● INSTRUCTIONS TO FOLLOW:
Copy nothing but the text: repeat each entry exactly and drop the images.

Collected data

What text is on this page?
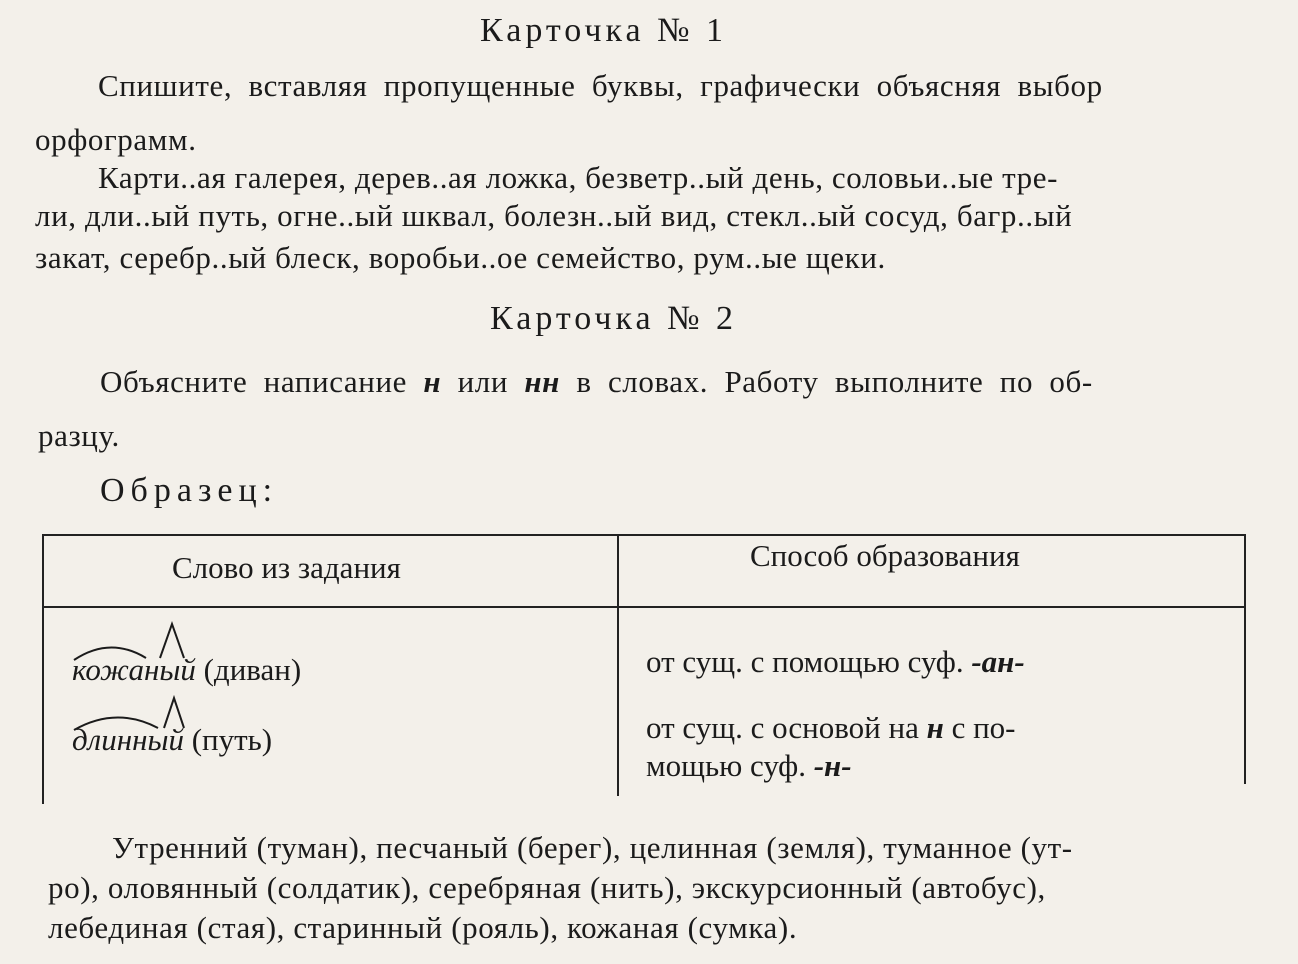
Карточка № 1
Спишите, вставляя пропущенные буквы, графически объясняя выбор
орфограмм.
Карти..ая галерея, дерев..ая ложка, безветр..ый день, соловьи..ые тре-
ли, дли..ый путь, огне..ый шквал, болезн..ый вид, стекл..ый сосуд, багр..ый
закат, серебр..ый блеск, воробьи..ое семейство, рум..ые щеки.
Карточка № 2
Объясните написание н или нн в словах. Работу выполните по об-
разцу.
Образец:
Слово из задания	Способ образования
кожаный (диван)	от сущ. с помощью суф. -ан-
длинный (путь)	от сущ. с основой на н с по-
мощью суф. -н-
Утренний (туман), песчаный (берег), целинная (земля), туманное (ут-
ро), оловянный (солдатик), серебряная (нить), экскурсионный (автобус),
лебединая (стая), старинный (рояль), кожаная (сумка).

● RESPONSE TO THIS TASK:
What text is on this page?
Карточка № 1
Спишите, вставляя пропущенные буквы, графически объясняя выбор
орфограмм.
Карти..ая галерея, дерев..ая ложка, безветр..ый день, соловьи..ые тре-
ли, дли..ый путь, огне..ый шквал, болезн..ый вид, стекл..ый сосуд, багр..ый
закат, серебр..ый блеск, воробьи..ое семейство, рум..ые щеки.
Карточка № 2
Объясните написание н или нн в словах. Работу выполните по об-
разцу.
Образец:
Слово из задания	Способ образования
кожаный (диван)	от сущ. с помощью суф. -ан-
длинный (путь)	от сущ. с основой на н с по-
мощью суф. -н-
Утренний (туман), песчаный (берег), целинная (земля), туманное (ут-
ро), оловянный (солдатик), серебряная (нить), экскурсионный (автобус),
лебединая (стая), старинный (рояль), кожаная (сумка).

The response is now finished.